Aim:
Condense the paragraph beginning "Photoshop and Lightroom" in the photography text below into a short bulleted list that keeps its main facts.
═════ Text
In some areas, walls still stand, their intact windows creating frames and portals. The solid, straight edges of the windows are a stark contrast to the waterfall of stones on either side:

Photo 101

Day Eighteen – Edge & Alignment


Today, show us an edge — a straight line, a narrow ridge, a precipice.

Today’s Tip: To make sure your edge packs a punch, use a photo editing tool to check the alignment and adjust the image, if needed, so that your edge is perfectly straight.

Most photo editing software or apps include a straightening tool that imposes a grid over your photo — you move the image until your edge aligns with one of the straight grid lines, and voila! There are a few ways to tackle this, many of them free:

If you use Instagram, straighten an image with the Adjust Tool. Other phone editing apps — Snapseed, Camera+, VSCO — offer similar abilities.
Free photo editing site PicMonkey lets you upload and edit any photo. To straighten, choose a photo from your computer, then click “Edit” and choose the “Rotate” tab. Use the slider to adjust your photo’s angle.
Photoshop and Lightroom, two popular pieces of software, each have a straightening tool. In Photoshop, adjust a photo’s angle while cropping, or use the Ruler to see the precise angle of your line. In Lightroom, look for the “Crop and Straighten” tool; it’s the first icon on the left in the Develop Module.
You can also use these tools to make sure your leading lines go exactly where you want them, or to straighten a photo to emphasize the “Rule of Thirds.”
══════════
═════ Records
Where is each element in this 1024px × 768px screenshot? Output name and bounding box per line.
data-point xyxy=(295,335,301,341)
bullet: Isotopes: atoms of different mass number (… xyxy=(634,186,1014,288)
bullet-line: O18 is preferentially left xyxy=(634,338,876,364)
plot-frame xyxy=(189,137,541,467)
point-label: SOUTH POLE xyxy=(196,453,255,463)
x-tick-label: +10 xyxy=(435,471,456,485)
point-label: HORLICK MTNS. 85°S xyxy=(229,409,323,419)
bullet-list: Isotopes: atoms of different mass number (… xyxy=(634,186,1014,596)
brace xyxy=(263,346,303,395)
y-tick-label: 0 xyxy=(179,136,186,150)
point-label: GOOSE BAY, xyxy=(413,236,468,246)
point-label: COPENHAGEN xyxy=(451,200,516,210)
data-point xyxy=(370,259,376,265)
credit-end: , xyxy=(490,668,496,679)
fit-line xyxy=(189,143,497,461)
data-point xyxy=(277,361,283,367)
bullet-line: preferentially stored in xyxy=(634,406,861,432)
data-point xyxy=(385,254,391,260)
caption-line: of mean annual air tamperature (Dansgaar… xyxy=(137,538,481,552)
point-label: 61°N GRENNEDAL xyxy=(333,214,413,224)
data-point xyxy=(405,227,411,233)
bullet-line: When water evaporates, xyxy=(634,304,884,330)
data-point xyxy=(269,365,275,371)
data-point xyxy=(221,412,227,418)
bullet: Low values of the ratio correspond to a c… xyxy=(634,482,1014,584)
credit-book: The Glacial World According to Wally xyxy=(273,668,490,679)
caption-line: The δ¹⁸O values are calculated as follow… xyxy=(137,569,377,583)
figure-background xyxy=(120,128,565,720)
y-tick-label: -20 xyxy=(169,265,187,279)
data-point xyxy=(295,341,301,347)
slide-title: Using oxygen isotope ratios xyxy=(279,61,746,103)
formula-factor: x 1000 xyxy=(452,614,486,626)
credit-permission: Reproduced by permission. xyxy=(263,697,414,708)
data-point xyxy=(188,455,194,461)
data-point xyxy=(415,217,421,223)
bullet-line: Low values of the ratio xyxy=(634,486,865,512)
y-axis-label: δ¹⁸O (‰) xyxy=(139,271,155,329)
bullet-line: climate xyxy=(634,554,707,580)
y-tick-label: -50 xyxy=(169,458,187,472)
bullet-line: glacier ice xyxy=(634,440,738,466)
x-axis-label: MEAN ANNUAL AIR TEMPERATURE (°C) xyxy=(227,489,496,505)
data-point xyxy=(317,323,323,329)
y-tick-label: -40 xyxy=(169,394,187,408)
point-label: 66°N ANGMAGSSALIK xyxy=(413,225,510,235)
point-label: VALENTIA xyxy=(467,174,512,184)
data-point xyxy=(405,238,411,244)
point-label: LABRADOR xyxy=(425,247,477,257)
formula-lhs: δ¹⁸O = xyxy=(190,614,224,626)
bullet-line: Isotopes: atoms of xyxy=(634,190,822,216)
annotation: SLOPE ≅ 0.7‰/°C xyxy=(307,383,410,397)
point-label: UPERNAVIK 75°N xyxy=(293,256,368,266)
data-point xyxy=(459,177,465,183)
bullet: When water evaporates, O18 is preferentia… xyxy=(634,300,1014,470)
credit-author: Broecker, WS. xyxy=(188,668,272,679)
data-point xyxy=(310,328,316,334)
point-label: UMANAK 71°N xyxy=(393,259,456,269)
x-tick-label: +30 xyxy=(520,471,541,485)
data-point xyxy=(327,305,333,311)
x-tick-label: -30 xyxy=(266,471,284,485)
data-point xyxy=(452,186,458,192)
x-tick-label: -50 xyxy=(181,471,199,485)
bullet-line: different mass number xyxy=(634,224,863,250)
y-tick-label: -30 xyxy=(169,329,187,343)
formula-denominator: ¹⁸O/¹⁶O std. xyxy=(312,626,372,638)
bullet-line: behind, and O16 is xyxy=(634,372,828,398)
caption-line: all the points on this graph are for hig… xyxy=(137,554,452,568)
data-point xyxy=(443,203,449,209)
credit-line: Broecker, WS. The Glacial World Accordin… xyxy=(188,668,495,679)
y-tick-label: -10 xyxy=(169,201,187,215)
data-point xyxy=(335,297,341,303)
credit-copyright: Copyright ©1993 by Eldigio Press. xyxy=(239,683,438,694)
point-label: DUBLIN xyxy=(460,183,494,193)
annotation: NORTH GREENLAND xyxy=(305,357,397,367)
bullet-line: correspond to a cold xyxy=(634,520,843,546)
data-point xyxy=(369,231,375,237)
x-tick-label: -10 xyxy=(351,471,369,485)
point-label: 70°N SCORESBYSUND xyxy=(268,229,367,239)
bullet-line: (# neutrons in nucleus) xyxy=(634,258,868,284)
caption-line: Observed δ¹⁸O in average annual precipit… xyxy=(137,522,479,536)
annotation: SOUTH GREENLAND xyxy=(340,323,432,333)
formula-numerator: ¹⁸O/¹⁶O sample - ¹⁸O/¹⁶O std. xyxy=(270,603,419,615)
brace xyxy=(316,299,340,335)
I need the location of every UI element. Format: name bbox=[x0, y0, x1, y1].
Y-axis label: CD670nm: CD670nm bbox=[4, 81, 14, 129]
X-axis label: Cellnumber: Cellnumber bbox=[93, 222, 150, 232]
══════════
Task solution:
- Photoshop and Lightroom, two popular programs, each have a straightening tool.
- Photoshop: adjust a photo's angle while cropping, or use the Ruler to see your line's precise angle.
- Lightroom: use the "Crop and Straighten" tool, the first icon on the left in the Develop Module.